** Start of Extracted records **

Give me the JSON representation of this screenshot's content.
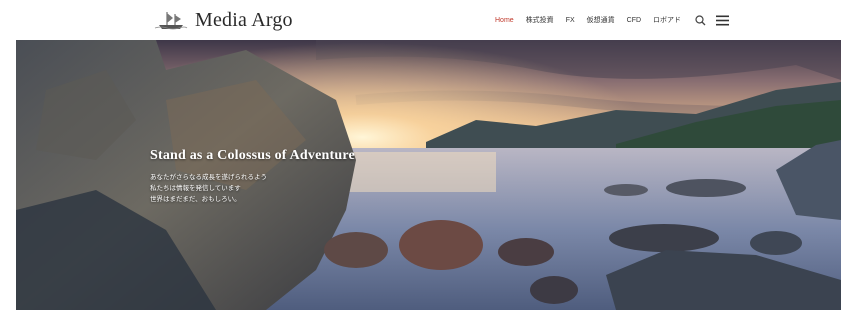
{
  "header": {
    "logo_text": "Media Argo",
    "logo_icon": "sailing-ship-icon"
  },
  "nav": {
    "items": [
      {
        "label": "Home",
        "active": true
      },
      {
        "label": "株式投資",
        "active": false
      },
      {
        "label": "FX",
        "active": false
      },
      {
        "label": "仮想通貨",
        "active": false
      },
      {
        "label": "CFD",
        "active": false
      },
      {
        "label": "ロボアド",
        "active": false
      }
    ],
    "search_icon": "search-icon",
    "menu_icon": "hamburger-menu-icon"
  },
  "hero": {
    "title": "Stand as a Colossus of Adventure",
    "lines": [
      "あなたがさらなる成長を遂げられるよう",
      "私たちは情報を発信しています",
      "世界はまだまだ、おもしろい。"
    ]
  },
  "colors": {
    "nav_active": "#c0392b",
    "nav_text": "#333333",
    "hero_text": "#ffffff"
  }
}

** End of Extracted records **

What to work on
Take each line containing the string "icon" and copy it out.

Exercise output
    "logo_icon": "sailing-ship-icon"
    "search_icon": "search-icon",
    "menu_icon": "hamburger-menu-icon"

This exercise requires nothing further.